• [PROMPT] Pull each line containing "text" out of the data and copy it.

### INPUT ROWS ###

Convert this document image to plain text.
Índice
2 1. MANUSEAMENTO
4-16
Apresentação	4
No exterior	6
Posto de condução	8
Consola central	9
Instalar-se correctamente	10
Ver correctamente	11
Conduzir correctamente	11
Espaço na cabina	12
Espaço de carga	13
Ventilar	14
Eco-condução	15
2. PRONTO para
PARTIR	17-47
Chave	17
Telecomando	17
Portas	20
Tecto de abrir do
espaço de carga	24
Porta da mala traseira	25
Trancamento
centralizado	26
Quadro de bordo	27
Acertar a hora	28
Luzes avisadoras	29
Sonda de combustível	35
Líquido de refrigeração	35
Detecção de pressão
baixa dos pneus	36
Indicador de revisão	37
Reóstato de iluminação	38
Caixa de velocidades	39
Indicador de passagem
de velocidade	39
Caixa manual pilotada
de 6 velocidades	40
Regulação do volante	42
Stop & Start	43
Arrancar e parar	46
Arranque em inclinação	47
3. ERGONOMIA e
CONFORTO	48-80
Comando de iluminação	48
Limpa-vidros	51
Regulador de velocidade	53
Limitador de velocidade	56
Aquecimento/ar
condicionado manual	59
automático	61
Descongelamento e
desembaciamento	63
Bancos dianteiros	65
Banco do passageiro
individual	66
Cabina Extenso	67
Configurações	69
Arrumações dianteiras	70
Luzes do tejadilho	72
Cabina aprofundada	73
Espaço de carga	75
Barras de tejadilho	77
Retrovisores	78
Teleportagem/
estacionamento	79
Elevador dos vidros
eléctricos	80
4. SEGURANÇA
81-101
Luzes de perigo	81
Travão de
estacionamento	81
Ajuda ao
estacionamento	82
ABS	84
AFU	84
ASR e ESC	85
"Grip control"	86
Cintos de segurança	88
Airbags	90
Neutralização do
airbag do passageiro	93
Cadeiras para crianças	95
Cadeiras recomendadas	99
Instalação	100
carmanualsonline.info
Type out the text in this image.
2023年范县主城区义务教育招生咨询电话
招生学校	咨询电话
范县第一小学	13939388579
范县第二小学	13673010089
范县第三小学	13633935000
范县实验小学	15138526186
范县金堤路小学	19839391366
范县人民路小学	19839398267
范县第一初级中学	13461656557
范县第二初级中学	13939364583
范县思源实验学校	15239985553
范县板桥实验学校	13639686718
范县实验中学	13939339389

###

• [FINISHED EXERCISE]
Convert this document image to plain text.
Type out the text in this image.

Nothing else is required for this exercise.